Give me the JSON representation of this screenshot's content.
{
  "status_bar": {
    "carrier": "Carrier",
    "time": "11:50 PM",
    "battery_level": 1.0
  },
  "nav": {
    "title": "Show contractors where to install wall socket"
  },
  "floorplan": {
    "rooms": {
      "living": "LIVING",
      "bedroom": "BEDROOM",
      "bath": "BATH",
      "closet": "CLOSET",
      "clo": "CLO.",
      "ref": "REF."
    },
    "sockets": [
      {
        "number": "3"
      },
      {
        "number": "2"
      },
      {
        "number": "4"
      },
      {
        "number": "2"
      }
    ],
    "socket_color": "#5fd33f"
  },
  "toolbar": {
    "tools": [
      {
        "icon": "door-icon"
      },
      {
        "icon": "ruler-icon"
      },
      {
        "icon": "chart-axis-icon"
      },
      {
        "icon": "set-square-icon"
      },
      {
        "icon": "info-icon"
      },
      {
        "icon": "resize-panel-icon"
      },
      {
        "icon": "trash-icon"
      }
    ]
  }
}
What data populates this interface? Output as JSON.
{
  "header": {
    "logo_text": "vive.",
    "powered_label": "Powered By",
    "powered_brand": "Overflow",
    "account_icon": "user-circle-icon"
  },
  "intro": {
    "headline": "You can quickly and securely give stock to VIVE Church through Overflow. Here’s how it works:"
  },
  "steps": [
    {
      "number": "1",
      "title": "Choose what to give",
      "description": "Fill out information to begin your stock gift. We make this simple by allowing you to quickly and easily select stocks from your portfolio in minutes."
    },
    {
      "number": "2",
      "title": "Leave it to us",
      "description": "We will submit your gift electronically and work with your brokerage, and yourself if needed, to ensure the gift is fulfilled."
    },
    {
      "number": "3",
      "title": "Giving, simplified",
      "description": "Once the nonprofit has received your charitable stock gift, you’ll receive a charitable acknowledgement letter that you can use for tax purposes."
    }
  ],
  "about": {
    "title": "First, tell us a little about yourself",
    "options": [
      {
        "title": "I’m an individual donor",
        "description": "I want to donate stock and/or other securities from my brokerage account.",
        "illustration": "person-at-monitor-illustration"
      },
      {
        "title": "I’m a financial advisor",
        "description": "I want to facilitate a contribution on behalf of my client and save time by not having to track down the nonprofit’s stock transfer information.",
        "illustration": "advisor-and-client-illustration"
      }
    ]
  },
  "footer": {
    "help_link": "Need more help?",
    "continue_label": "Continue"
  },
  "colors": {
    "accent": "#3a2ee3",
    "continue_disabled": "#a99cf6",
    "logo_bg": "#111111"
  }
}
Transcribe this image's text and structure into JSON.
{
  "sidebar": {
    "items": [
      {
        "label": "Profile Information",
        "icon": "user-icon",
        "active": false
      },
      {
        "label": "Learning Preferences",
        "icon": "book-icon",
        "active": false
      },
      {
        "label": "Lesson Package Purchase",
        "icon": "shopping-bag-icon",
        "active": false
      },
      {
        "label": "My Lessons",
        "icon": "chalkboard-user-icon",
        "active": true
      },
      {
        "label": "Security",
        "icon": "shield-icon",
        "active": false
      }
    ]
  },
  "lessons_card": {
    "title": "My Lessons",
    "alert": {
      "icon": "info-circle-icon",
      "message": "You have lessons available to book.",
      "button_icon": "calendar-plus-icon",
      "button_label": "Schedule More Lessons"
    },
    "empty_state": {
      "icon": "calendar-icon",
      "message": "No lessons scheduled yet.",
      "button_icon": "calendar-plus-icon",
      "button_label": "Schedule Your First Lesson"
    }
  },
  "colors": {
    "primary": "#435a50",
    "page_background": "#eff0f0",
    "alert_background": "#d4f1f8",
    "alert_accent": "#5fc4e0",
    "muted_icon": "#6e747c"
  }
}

********

- TO DO: Pick out every line holding the string "advisor" and return it.

- FINAL RESULT:
        "title": "I’m a financial advisor",
        "illustration": "advisor-and-client-illustration"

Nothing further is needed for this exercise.